* **WHAT TO WORK ON**
Among the records below, find each line that includes the string "ylabel" and copy it.

* **EXERCISE MATERIAL**
-------------------------
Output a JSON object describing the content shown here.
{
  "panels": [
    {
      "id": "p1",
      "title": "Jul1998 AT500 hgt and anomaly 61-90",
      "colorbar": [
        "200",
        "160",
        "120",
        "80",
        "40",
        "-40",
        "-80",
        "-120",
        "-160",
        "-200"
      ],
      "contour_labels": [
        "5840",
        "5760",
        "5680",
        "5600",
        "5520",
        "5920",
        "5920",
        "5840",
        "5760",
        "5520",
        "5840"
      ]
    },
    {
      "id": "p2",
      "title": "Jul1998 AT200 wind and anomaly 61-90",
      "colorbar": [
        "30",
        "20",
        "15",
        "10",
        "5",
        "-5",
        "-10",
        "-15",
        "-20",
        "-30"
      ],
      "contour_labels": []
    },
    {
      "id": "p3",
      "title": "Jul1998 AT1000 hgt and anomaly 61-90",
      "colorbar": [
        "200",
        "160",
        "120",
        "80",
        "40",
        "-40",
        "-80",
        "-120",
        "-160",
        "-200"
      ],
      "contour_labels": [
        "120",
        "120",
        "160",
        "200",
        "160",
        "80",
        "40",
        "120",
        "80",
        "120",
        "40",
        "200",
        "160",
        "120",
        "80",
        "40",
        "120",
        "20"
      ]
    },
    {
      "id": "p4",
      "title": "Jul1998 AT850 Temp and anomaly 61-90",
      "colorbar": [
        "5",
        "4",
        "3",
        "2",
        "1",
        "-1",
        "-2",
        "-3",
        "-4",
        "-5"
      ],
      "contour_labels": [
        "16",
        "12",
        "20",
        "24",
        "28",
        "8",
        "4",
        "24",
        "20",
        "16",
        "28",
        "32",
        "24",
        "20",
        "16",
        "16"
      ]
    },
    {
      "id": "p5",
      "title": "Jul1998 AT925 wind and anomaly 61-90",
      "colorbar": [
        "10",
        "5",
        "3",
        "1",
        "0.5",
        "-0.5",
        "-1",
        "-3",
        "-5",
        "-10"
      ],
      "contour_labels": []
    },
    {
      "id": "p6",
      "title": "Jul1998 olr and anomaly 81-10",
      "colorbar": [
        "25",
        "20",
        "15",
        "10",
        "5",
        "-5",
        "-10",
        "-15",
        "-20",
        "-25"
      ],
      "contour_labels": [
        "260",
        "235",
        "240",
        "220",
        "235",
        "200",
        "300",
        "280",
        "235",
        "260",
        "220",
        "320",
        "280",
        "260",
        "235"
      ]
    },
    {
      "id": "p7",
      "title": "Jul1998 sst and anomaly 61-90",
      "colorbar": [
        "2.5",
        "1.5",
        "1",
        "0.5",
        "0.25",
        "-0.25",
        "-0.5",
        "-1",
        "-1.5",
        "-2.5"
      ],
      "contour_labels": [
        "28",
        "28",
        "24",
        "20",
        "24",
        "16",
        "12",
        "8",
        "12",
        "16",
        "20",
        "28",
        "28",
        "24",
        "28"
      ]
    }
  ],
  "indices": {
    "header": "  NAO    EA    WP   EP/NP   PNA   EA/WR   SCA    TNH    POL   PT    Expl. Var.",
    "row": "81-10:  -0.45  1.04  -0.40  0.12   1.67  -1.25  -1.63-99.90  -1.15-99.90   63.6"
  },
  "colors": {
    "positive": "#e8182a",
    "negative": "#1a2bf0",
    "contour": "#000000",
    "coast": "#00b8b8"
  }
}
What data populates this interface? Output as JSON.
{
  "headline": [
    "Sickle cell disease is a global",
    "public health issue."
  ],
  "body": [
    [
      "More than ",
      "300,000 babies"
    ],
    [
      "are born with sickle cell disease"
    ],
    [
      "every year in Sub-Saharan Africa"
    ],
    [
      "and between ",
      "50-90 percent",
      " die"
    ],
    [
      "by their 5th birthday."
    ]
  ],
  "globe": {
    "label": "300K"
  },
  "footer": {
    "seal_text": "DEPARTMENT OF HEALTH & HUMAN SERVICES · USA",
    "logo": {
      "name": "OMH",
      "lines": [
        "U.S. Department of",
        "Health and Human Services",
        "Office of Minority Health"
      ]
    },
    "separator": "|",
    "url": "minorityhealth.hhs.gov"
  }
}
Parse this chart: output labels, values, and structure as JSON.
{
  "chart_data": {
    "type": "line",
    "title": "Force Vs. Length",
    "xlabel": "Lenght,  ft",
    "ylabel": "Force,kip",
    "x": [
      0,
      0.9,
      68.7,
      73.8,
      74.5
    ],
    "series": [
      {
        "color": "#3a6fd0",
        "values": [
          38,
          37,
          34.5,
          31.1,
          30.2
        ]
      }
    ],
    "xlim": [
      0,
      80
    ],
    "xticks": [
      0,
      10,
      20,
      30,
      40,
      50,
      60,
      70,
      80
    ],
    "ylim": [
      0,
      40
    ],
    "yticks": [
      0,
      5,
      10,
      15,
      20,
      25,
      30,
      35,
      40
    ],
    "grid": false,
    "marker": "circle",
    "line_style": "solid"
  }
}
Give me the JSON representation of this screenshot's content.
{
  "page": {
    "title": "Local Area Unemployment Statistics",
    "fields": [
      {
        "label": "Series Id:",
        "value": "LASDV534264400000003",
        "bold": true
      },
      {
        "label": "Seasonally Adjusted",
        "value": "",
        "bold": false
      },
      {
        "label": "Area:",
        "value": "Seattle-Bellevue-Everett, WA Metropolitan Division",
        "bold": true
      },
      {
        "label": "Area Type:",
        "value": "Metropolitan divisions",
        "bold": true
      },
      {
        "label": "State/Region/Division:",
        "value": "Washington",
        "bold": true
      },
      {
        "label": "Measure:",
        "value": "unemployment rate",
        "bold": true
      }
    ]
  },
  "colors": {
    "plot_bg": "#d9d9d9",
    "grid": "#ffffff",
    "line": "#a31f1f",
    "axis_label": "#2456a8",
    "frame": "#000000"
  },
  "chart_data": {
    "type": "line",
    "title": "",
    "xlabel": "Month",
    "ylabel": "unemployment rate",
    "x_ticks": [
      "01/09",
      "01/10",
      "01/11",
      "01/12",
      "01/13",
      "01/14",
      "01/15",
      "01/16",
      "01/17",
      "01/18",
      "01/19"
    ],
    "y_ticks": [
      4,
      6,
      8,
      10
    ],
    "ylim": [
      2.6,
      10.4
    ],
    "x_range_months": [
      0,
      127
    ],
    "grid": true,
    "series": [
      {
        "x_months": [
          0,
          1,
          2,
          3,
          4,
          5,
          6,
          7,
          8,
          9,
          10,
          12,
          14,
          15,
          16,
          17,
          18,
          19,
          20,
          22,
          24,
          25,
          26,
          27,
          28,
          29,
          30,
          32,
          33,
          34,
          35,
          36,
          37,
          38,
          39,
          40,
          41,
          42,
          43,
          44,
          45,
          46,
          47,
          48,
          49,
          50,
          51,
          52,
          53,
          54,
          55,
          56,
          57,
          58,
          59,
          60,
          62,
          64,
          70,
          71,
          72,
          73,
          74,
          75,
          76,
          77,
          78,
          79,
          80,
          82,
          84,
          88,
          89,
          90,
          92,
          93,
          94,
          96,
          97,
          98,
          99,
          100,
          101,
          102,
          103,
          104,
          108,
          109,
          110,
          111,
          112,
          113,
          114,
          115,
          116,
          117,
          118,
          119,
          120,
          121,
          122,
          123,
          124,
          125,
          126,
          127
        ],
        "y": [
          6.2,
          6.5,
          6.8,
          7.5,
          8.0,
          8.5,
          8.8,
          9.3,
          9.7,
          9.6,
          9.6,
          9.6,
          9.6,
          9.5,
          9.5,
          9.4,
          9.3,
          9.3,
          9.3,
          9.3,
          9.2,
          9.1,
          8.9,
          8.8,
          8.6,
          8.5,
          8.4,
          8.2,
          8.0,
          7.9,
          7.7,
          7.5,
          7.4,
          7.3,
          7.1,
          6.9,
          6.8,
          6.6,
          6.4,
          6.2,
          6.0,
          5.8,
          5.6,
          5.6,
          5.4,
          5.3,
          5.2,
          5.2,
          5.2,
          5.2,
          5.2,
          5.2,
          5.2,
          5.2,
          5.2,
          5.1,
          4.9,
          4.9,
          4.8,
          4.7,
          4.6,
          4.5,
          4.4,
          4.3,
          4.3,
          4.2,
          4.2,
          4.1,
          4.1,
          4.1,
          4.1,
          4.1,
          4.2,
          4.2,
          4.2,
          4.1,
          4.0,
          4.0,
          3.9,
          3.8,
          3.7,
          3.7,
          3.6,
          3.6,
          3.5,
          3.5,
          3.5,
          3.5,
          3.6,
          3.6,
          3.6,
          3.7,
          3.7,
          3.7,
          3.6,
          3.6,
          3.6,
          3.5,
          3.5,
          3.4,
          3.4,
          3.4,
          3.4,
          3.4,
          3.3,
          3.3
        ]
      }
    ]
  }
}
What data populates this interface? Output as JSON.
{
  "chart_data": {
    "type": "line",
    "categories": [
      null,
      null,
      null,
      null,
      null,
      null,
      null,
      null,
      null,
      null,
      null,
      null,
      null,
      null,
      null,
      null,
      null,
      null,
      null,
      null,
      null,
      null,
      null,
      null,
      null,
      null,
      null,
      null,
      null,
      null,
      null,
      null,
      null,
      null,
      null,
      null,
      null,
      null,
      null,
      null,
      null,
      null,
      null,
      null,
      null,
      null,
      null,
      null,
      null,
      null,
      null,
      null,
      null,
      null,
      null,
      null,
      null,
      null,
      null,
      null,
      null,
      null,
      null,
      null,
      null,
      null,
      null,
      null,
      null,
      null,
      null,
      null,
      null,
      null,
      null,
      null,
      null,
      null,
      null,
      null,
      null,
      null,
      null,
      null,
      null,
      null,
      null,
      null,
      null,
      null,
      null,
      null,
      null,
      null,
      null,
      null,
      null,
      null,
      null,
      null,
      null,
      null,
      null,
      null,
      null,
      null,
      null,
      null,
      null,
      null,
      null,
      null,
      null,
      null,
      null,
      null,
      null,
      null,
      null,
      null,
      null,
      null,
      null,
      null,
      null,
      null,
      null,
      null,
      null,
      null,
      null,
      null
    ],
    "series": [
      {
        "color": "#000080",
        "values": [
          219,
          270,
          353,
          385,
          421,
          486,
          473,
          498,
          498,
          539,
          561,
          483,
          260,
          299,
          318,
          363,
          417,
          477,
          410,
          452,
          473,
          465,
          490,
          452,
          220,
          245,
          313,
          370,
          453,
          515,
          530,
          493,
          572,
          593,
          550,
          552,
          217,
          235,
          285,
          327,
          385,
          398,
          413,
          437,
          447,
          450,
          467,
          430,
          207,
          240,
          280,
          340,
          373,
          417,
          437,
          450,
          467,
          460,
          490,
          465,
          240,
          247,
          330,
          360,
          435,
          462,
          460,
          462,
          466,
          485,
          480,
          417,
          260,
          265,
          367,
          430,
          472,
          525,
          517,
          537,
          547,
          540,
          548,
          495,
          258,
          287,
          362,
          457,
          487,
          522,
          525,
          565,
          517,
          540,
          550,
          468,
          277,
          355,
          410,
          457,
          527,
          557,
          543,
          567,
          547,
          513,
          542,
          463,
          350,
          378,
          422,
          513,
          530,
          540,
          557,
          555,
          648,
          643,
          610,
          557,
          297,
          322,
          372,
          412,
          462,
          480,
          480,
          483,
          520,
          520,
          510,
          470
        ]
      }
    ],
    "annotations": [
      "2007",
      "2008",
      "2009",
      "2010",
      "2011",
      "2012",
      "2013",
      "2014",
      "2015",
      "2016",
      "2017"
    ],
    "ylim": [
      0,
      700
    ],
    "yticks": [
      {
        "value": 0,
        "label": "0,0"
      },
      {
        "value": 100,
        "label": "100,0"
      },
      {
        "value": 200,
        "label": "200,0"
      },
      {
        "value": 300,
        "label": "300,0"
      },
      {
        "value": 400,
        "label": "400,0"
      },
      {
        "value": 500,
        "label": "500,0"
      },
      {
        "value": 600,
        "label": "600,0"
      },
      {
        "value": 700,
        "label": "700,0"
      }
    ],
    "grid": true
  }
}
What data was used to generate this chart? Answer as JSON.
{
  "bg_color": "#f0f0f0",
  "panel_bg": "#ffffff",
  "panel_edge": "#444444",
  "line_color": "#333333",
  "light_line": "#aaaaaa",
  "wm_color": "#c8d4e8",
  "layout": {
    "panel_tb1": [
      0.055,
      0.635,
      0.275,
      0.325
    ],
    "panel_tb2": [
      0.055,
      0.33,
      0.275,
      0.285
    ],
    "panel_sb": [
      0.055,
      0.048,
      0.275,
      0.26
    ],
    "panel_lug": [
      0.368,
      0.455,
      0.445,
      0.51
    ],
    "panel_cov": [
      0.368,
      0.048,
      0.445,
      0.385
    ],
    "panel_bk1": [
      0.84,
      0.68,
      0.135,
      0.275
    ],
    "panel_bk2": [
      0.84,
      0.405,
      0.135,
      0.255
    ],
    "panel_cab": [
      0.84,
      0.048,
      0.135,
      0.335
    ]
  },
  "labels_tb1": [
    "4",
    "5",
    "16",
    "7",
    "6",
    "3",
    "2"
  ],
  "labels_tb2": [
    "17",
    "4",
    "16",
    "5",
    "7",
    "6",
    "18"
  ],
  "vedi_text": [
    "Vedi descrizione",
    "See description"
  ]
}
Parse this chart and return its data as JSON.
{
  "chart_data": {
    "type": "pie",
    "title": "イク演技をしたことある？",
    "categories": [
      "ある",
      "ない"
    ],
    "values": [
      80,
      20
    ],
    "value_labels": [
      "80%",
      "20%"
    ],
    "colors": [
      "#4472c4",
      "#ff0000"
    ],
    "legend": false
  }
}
-------------------------
* **ANSWER IN FULL**
    "ylabel": "Force,kip",
    "ylabel": "unemployment rate",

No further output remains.